Challenge — Tally the lines in these records that hold the string "values", and reply with the number alone.

Structured figure records —
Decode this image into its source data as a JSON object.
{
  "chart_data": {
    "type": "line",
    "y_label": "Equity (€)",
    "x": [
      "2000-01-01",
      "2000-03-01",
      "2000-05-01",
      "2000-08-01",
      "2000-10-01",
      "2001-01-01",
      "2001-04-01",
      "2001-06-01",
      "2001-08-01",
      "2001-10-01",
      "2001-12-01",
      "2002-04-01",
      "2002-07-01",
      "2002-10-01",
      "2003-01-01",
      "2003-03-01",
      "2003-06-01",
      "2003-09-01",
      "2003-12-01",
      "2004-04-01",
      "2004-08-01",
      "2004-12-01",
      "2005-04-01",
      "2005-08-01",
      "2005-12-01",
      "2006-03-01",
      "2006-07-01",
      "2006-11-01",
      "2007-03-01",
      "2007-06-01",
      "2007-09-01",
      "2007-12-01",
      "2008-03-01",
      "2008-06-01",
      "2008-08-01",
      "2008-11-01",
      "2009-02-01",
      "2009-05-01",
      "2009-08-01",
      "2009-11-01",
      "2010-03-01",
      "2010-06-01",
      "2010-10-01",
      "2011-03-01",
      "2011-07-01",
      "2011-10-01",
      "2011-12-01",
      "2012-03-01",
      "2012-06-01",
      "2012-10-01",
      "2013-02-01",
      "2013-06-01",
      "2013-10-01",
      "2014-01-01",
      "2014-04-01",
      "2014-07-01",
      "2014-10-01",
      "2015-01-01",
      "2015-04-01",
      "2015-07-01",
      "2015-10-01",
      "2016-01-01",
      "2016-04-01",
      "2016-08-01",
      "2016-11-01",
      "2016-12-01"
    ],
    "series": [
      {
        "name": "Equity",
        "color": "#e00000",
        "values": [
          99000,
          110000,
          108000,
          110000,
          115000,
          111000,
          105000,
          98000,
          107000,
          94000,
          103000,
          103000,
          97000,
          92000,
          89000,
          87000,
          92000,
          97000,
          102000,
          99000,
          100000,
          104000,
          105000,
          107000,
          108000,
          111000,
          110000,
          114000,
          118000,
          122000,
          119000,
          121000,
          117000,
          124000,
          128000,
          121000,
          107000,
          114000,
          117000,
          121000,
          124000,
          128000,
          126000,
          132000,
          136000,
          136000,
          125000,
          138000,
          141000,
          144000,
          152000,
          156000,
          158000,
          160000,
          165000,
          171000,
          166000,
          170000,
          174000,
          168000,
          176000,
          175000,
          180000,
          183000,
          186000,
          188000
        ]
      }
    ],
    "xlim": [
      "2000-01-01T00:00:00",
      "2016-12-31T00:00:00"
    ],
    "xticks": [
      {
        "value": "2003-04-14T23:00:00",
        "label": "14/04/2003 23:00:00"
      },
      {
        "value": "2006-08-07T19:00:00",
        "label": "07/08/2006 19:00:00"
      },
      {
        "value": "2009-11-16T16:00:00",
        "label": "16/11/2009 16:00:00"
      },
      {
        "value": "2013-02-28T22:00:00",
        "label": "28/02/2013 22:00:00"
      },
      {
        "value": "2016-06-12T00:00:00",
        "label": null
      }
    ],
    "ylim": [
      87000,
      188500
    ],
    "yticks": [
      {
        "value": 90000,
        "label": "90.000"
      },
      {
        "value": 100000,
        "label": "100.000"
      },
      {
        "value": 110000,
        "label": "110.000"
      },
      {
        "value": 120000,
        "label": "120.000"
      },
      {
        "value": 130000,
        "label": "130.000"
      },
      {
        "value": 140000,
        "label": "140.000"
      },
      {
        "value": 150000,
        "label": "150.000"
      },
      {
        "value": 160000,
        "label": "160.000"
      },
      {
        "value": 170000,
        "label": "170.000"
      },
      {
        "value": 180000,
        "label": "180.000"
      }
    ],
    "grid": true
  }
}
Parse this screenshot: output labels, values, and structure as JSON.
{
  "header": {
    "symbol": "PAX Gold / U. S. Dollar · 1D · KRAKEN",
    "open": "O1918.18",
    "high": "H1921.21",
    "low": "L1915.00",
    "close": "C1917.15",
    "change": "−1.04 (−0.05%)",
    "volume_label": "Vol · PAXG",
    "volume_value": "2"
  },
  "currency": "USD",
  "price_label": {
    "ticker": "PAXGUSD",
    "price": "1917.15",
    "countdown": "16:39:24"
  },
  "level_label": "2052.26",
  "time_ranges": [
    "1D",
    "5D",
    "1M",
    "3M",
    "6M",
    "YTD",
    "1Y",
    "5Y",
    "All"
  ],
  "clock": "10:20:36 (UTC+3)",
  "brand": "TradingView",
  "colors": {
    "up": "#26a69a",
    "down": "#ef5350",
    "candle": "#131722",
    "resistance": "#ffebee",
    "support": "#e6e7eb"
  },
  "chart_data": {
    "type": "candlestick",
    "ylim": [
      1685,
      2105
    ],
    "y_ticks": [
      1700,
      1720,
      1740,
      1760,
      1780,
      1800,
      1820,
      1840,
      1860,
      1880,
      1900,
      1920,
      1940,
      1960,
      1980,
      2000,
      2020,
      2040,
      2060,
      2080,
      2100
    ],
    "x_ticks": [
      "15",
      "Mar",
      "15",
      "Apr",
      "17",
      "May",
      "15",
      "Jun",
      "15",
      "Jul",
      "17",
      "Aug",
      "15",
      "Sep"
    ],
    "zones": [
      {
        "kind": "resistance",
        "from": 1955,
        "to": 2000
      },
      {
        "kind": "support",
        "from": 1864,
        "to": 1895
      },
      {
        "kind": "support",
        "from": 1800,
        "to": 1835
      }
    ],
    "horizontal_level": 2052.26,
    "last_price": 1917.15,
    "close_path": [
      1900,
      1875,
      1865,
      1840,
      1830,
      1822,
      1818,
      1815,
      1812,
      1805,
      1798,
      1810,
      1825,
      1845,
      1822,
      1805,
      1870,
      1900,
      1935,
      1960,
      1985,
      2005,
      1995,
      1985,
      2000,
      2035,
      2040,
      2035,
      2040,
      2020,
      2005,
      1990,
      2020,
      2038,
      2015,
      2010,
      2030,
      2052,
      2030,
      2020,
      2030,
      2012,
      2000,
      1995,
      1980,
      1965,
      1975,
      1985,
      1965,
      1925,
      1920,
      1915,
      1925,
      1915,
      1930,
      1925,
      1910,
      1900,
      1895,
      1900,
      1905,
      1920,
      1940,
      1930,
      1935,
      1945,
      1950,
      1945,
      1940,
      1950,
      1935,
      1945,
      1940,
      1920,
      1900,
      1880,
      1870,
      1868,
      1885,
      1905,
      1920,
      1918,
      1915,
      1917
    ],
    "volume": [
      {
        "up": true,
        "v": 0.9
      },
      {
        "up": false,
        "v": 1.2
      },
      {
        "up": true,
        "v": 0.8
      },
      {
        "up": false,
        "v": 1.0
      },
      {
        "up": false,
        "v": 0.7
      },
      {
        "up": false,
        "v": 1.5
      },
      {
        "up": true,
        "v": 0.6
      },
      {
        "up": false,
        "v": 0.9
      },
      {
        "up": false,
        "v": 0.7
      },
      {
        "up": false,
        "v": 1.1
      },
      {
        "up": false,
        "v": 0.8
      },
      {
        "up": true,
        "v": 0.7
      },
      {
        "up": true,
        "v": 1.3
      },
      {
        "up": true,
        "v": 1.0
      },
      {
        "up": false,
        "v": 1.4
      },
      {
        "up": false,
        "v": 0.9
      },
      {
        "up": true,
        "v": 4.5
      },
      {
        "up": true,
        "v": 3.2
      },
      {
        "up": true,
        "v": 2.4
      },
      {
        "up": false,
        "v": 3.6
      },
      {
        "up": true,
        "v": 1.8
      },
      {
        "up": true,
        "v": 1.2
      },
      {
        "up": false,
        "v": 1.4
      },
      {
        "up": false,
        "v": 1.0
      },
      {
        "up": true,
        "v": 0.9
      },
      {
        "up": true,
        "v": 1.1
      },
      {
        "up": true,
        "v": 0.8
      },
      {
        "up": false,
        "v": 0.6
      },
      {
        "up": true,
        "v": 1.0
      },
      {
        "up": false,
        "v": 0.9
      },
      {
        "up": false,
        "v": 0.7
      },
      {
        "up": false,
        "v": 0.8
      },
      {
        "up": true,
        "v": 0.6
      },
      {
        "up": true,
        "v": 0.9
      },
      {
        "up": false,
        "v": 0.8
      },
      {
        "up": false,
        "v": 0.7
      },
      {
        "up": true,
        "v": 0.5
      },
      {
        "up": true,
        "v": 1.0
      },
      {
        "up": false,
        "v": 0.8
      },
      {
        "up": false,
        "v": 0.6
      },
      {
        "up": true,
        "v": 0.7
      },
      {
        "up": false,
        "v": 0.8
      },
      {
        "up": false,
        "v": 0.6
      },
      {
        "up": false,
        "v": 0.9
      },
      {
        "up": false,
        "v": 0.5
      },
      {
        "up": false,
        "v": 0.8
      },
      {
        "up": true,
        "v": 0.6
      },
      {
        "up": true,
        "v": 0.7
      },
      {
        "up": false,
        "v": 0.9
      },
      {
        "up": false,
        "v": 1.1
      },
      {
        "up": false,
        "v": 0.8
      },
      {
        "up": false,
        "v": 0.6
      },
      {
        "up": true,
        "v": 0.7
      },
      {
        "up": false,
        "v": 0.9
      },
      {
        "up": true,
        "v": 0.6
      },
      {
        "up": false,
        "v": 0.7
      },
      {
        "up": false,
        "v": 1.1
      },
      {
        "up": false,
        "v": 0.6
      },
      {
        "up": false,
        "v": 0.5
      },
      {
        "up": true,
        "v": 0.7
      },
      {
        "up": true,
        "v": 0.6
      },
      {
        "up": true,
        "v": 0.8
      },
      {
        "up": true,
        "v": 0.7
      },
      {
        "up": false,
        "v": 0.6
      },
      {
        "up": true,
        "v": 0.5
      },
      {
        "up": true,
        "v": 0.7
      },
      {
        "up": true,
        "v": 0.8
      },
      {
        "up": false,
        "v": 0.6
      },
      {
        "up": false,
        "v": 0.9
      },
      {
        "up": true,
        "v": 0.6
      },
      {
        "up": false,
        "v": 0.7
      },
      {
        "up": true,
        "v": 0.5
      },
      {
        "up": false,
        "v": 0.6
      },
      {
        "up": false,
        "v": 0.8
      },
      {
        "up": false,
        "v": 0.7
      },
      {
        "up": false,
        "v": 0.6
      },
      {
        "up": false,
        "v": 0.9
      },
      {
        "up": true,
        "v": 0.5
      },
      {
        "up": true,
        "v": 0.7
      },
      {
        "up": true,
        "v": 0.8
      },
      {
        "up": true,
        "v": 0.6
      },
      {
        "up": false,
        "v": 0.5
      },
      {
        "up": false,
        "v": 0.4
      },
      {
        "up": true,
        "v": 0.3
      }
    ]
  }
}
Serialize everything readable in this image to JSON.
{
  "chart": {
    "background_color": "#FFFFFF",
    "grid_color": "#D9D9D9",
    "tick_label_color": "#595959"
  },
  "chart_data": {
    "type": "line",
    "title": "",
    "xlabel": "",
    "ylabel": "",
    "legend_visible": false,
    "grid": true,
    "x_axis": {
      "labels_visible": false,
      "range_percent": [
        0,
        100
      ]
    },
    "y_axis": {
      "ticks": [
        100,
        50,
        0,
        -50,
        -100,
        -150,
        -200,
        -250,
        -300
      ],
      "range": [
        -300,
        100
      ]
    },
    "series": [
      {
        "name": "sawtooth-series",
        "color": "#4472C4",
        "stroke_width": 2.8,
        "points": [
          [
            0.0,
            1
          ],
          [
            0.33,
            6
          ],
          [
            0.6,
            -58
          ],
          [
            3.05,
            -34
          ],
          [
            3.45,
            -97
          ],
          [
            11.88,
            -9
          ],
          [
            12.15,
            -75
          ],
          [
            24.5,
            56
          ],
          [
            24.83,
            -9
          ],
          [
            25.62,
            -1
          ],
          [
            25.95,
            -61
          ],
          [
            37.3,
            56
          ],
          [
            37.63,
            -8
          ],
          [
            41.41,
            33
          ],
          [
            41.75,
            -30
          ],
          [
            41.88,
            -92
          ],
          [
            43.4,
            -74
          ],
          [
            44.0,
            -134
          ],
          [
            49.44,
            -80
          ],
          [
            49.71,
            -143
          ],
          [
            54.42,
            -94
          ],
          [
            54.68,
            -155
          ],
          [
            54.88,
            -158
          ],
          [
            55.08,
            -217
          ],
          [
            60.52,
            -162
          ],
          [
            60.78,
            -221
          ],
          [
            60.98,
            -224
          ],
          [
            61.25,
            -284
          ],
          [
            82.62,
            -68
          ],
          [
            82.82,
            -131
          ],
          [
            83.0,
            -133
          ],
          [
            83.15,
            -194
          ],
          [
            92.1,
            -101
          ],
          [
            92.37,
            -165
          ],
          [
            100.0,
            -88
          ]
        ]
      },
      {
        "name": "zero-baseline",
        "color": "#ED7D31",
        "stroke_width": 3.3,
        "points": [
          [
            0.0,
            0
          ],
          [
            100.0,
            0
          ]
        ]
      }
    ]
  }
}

The response — 2